>>>>>

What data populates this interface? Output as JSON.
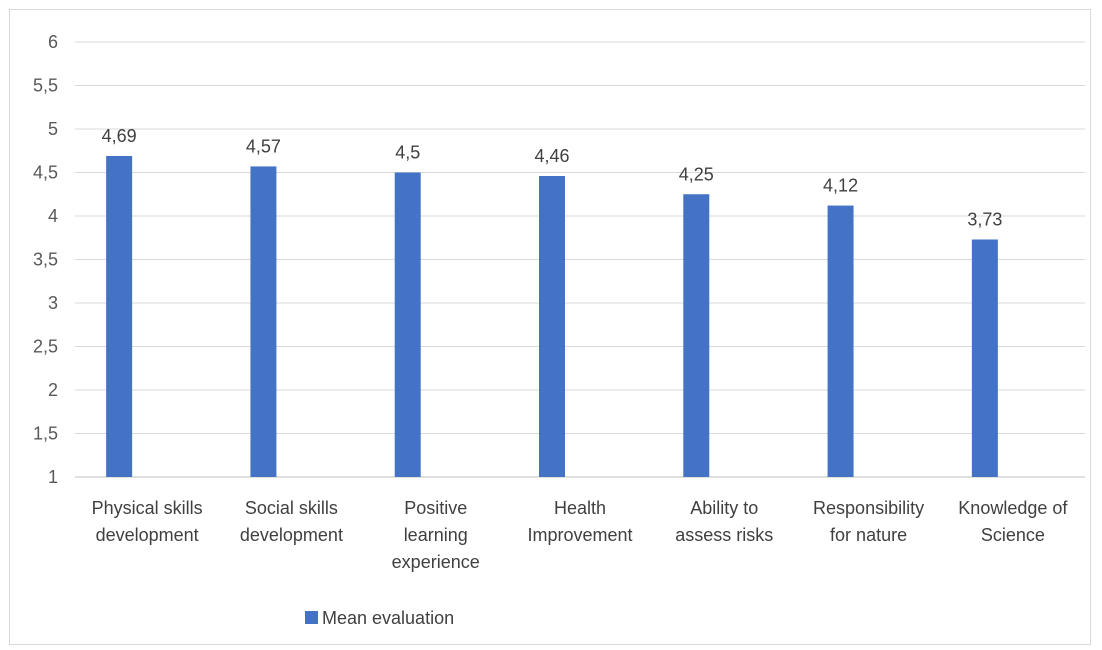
{
  "chart_data": {
    "type": "bar",
    "categories": [
      [
        "Physical skills",
        "development"
      ],
      [
        "Social skills",
        "development"
      ],
      [
        "Positive",
        "learning",
        "experience"
      ],
      [
        "Health",
        "Improvement"
      ],
      [
        "Ability to",
        "assess risks"
      ],
      [
        "Responsibility",
        "for nature"
      ],
      [
        "Knowledge of",
        "Science"
      ]
    ],
    "series": [
      {
        "name": "Mean evaluation",
        "values": [
          4.69,
          4.57,
          4.5,
          4.46,
          4.25,
          4.12,
          3.73
        ],
        "labels": [
          "4,69",
          "4,57",
          "4,5",
          "4,46",
          "4,25",
          "4,12",
          "3,73"
        ],
        "color": "#4472c4"
      }
    ],
    "ylim": [
      1,
      6
    ],
    "yticks": [
      1,
      1.5,
      2,
      2.5,
      3,
      3.5,
      4,
      4.5,
      5,
      5.5,
      6
    ],
    "ytick_labels": [
      "1",
      "1,5",
      "2",
      "2,5",
      "3",
      "3,5",
      "4",
      "4,5",
      "5",
      "5,5",
      "6"
    ],
    "grid": true,
    "legend_position": "bottom",
    "title": "",
    "xlabel": "",
    "ylabel": ""
  }
}
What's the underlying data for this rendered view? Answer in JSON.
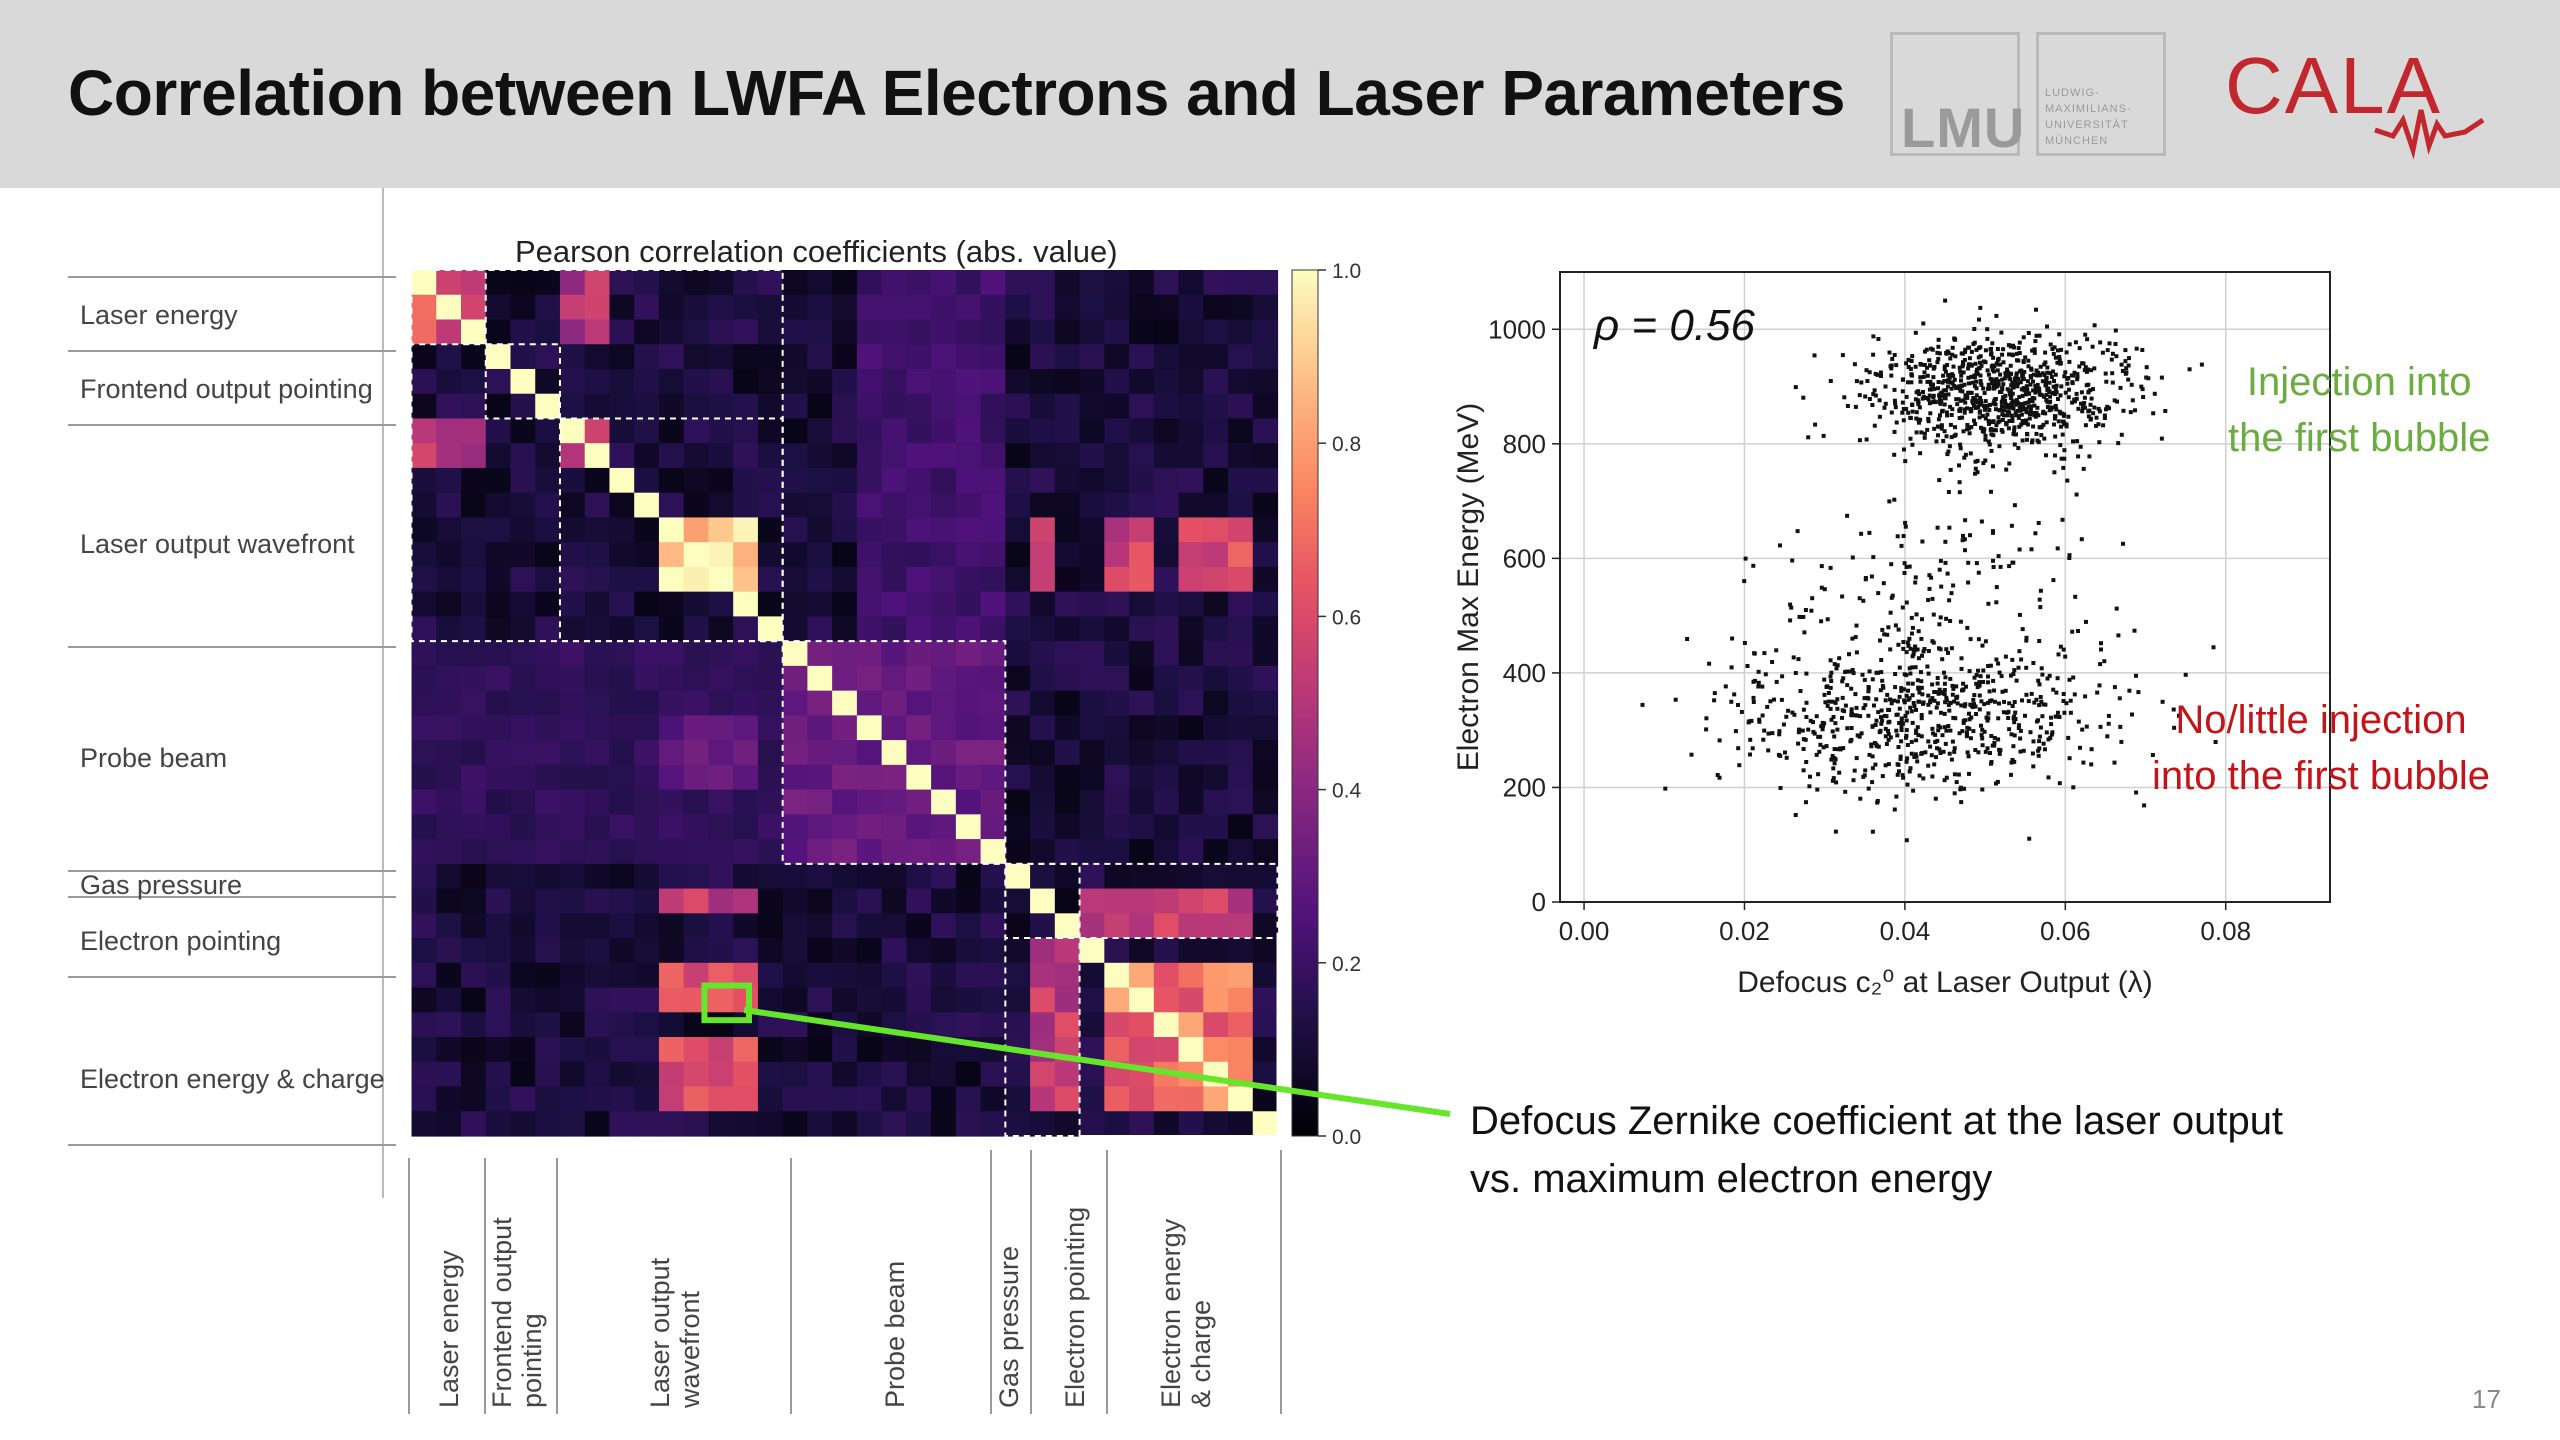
{
  "slide": {
    "title": "Correlation between LWFA Electrons and Laser Parameters",
    "page_number": "17"
  },
  "logos": {
    "lmu": "LMU",
    "lmu_small": [
      "LUDWIG-",
      "MAXIMILIANS-",
      "UNIVERSITÄT",
      "MÜNCHEN"
    ],
    "cala": "CALA",
    "lmu_color": "#9a9a9a",
    "cala_color": "#c1272d"
  },
  "groups": {
    "row_labels": [
      "Laser energy",
      "Frontend output pointing",
      "Laser output wavefront",
      "Probe beam",
      "Gas pressure",
      "Electron pointing",
      "Electron energy & charge"
    ],
    "col_labels": [
      [
        "Laser energy"
      ],
      [
        "Frontend output",
        "pointing"
      ],
      [
        "Laser output",
        "wavefront"
      ],
      [
        "Probe beam"
      ],
      [
        "Gas pressure"
      ],
      [
        "Electron pointing"
      ],
      [
        "Electron energy",
        "& charge"
      ]
    ]
  },
  "annotations": {
    "green_text": [
      "Injection into",
      "the first bubble"
    ],
    "red_text": [
      "No/little injection",
      "into the first bubble"
    ],
    "callout": [
      "Defocus Zernike coefficient at the laser output",
      "vs. maximum electron energy"
    ],
    "green_color": "#6aac3f",
    "red_color": "#c3141a",
    "highlight_color": "#66e62b"
  },
  "chart_data": [
    {
      "type": "heatmap",
      "title": "Pearson correlation coefficients (abs. value)",
      "colorscale": "magma",
      "zlim": [
        0,
        1
      ],
      "colorbar_ticks": [
        "0.0",
        "0.2",
        "0.4",
        "0.6",
        "0.8",
        "1.0"
      ],
      "size": 35,
      "group_boundaries": [
        0,
        3,
        6,
        15,
        24,
        27,
        35
      ],
      "blocks": [
        {
          "r": [
            0,
            3
          ],
          "c": [
            0,
            3
          ],
          "v": 0.62
        },
        {
          "r": [
            0,
            3
          ],
          "c": [
            6,
            8
          ],
          "v": 0.5
        },
        {
          "r": [
            6,
            8
          ],
          "c": [
            0,
            3
          ],
          "v": 0.52
        },
        {
          "r": [
            6,
            8
          ],
          "c": [
            6,
            8
          ],
          "v": 0.6
        },
        {
          "r": [
            10,
            13
          ],
          "c": [
            10,
            14
          ],
          "v": 0.92
        },
        {
          "r": [
            10,
            13
          ],
          "c": [
            25,
            26
          ],
          "v": 0.55
        },
        {
          "r": [
            10,
            13
          ],
          "c": [
            28,
            30
          ],
          "v": 0.58
        },
        {
          "r": [
            10,
            13
          ],
          "c": [
            31,
            34
          ],
          "v": 0.6
        },
        {
          "r": [
            25,
            26
          ],
          "c": [
            10,
            14
          ],
          "v": 0.55
        },
        {
          "r": [
            28,
            30
          ],
          "c": [
            10,
            14
          ],
          "v": 0.62
        },
        {
          "r": [
            31,
            34
          ],
          "c": [
            10,
            14
          ],
          "v": 0.65
        },
        {
          "r": [
            28,
            34
          ],
          "c": [
            28,
            34
          ],
          "v": 0.72
        },
        {
          "r": [
            27,
            34
          ],
          "c": [
            25,
            27
          ],
          "v": 0.55
        },
        {
          "r": [
            25,
            27
          ],
          "c": [
            27,
            34
          ],
          "v": 0.55
        },
        {
          "r": [
            15,
            24
          ],
          "c": [
            15,
            24
          ],
          "v": 0.32
        },
        {
          "r": [
            18,
            21
          ],
          "c": [
            10,
            14
          ],
          "v": 0.3
        },
        {
          "r": [
            0,
            15
          ],
          "c": [
            18,
            24
          ],
          "v": 0.22
        },
        {
          "r": [
            15,
            24
          ],
          "c": [
            0,
            15
          ],
          "v": 0.18
        }
      ],
      "highlight_cell": {
        "row": 29,
        "col": 12,
        "value": 0.56
      }
    },
    {
      "type": "scatter",
      "xlabel": "Defocus c₂⁰ at Laser Output (λ)",
      "ylabel": "Electron Max Energy (MeV)",
      "xlim": [
        -0.003,
        0.093
      ],
      "ylim": [
        0,
        1100
      ],
      "xticks": [
        "0.00",
        "0.02",
        "0.04",
        "0.06",
        "0.08"
      ],
      "yticks": [
        "0",
        "200",
        "400",
        "600",
        "800",
        "1000"
      ],
      "grid": true,
      "annotation": "ρ = 0.56",
      "clusters": [
        {
          "x_mean": 0.052,
          "x_sd": 0.008,
          "y_mean": 890,
          "y_sd": 50,
          "n": 900
        },
        {
          "x_mean": 0.042,
          "x_sd": 0.011,
          "y_mean": 330,
          "y_sd": 75,
          "n": 750
        },
        {
          "x_mean": 0.045,
          "x_sd": 0.01,
          "y_mean": 600,
          "y_sd": 100,
          "n": 140
        }
      ]
    }
  ]
}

<<<<<

> _What this task involves_:
Every record must be copied exactly, with the pictures left out.

> _Response to this exercise_:
What data populates this interface? Output as JSON.
{
  "chart_data": {
    "type": "bar",
    "categories": [
      [
        "Physical skills",
        "development"
      ],
      [
        "Social skills",
        "development"
      ],
      [
        "Positive",
        "learning",
        "experience"
      ],
      [
        "Health",
        "Improvement"
      ],
      [
        "Ability to",
        "assess risks"
      ],
      [
        "Responsibility",
        "for nature"
      ],
      [
        "Knowledge of",
        "Science"
      ]
    ],
    "series": [
      {
        "name": "Mean evaluation",
        "values": [
          4.69,
          4.57,
          4.5,
          4.46,
          4.25,
          4.12,
          3.73
        ],
        "labels": [
          "4,69",
          "4,57",
          "4,5",
          "4,46",
          "4,25",
          "4,12",
          "3,73"
        ],
        "color": "#4472c4"
      }
    ],
    "ylim": [
      1,
      6
    ],
    "yticks": [
      1,
      1.5,
      2,
      2.5,
      3,
      3.5,
      4,
      4.5,
      5,
      5.5,
      6
    ],
    "ytick_labels": [
      "1",
      "1,5",
      "2",
      "2,5",
      "3",
      "3,5",
      "4",
      "4,5",
      "5",
      "5,5",
      "6"
    ],
    "grid": true,
    "legend_position": "bottom",
    "title": "",
    "xlabel": "",
    "ylabel": ""
  }
}
What's the underlying data for this rendered view? Answer in JSON.
{
  "slide": {
    "title": "Correlation between LWFA Electrons and Laser Parameters",
    "page_number": "17"
  },
  "logos": {
    "lmu": "LMU",
    "lmu_small": [
      "LUDWIG-",
      "MAXIMILIANS-",
      "UNIVERSITÄT",
      "MÜNCHEN"
    ],
    "cala": "CALA",
    "lmu_color": "#9a9a9a",
    "cala_color": "#c1272d"
  },
  "groups": {
    "row_labels": [
      "Laser energy",
      "Frontend output pointing",
      "Laser output wavefront",
      "Probe beam",
      "Gas pressure",
      "Electron pointing",
      "Electron energy & charge"
    ],
    "col_labels": [
      [
        "Laser energy"
      ],
      [
        "Frontend output",
        "pointing"
      ],
      [
        "Laser output",
        "wavefront"
      ],
      [
        "Probe beam"
      ],
      [
        "Gas pressure"
      ],
      [
        "Electron pointing"
      ],
      [
        "Electron energy",
        "& charge"
      ]
    ]
  },
  "annotations": {
    "green_text": [
      "Injection into",
      "the first bubble"
    ],
    "red_text": [
      "No/little injection",
      "into the first bubble"
    ],
    "callout": [
      "Defocus Zernike coefficient at the laser output",
      "vs. maximum electron energy"
    ],
    "green_color": "#6aac3f",
    "red_color": "#c3141a",
    "highlight_color": "#66e62b"
  },
  "chart_data": [
    {
      "type": "heatmap",
      "title": "Pearson correlation coefficients (abs. value)",
      "colorscale": "magma",
      "zlim": [
        0,
        1
      ],
      "colorbar_ticks": [
        "0.0",
        "0.2",
        "0.4",
        "0.6",
        "0.8",
        "1.0"
      ],
      "size": 35,
      "group_boundaries": [
        0,
        3,
        6,
        15,
        24,
        27,
        35
      ],
      "blocks": [
        {
          "r": [
            0,
            3
          ],
          "c": [
            0,
            3
          ],
          "v": 0.62
        },
        {
          "r": [
            0,
            3
          ],
          "c": [
            6,
            8
          ],
          "v": 0.5
        },
        {
          "r": [
            6,
            8
          ],
          "c": [
            0,
            3
          ],
          "v": 0.52
        },
        {
          "r": [
            6,
            8
          ],
          "c": [
            6,
            8
          ],
          "v": 0.6
        },
        {
          "r": [
            10,
            13
          ],
          "c": [
            10,
            14
          ],
          "v": 0.92
        },
        {
          "r": [
            10,
            13
          ],
          "c": [
            25,
            26
          ],
          "v": 0.55
        },
        {
          "r": [
            10,
            13
          ],
          "c": [
            28,
            30
          ],
          "v": 0.58
        },
        {
          "r": [
            10,
            13
          ],
          "c": [
            31,
            34
          ],
          "v": 0.6
        },
        {
          "r": [
            25,
            26
          ],
          "c": [
            10,
            14
          ],
          "v": 0.55
        },
        {
          "r": [
            28,
            30
          ],
          "c": [
            10,
            14
          ],
          "v": 0.62
        },
        {
          "r": [
            31,
            34
          ],
          "c": [
            10,
            14
          ],
          "v": 0.65
        },
        {
          "r": [
            28,
            34
          ],
          "c": [
            28,
            34
          ],
          "v": 0.72
        },
        {
          "r": [
            27,
            34
          ],
          "c": [
            25,
            27
          ],
          "v": 0.55
        },
        {
          "r": [
            25,
            27
          ],
          "c": [
            27,
            34
          ],
          "v": 0.55
        },
        {
          "r": [
            15,
            24
          ],
          "c": [
            15,
            24
          ],
          "v": 0.32
        },
        {
          "r": [
            18,
            21
          ],
          "c": [
            10,
            14
          ],
          "v": 0.3
        },
        {
          "r": [
            0,
            15
          ],
          "c": [
            18,
            24
          ],
          "v": 0.22
        },
        {
          "r": [
            15,
            24
          ],
          "c": [
            0,
            15
          ],
          "v": 0.18
        }
      ],
      "highlight_cell": {
        "row": 29,
        "col": 12,
        "value": 0.56
      }
    },
    {
      "type": "scatter",
      "xlabel": "Defocus c₂⁰ at Laser Output (λ)",
      "ylabel": "Electron Max Energy (MeV)",
      "xlim": [
        -0.003,
        0.093
      ],
      "ylim": [
        0,
        1100
      ],
      "xticks": [
        "0.00",
        "0.02",
        "0.04",
        "0.06",
        "0.08"
      ],
      "yticks": [
        "0",
        "200",
        "400",
        "600",
        "800",
        "1000"
      ],
      "grid": true,
      "annotation": "ρ = 0.56",
      "clusters": [
        {
          "x_mean": 0.052,
          "x_sd": 0.008,
          "y_mean": 890,
          "y_sd": 50,
          "n": 900
        },
        {
          "x_mean": 0.042,
          "x_sd": 0.011,
          "y_mean": 330,
          "y_sd": 75,
          "n": 750
        },
        {
          "x_mean": 0.045,
          "x_sd": 0.01,
          "y_mean": 600,
          "y_sd": 100,
          "n": 140
        }
      ]
    }
  ]
}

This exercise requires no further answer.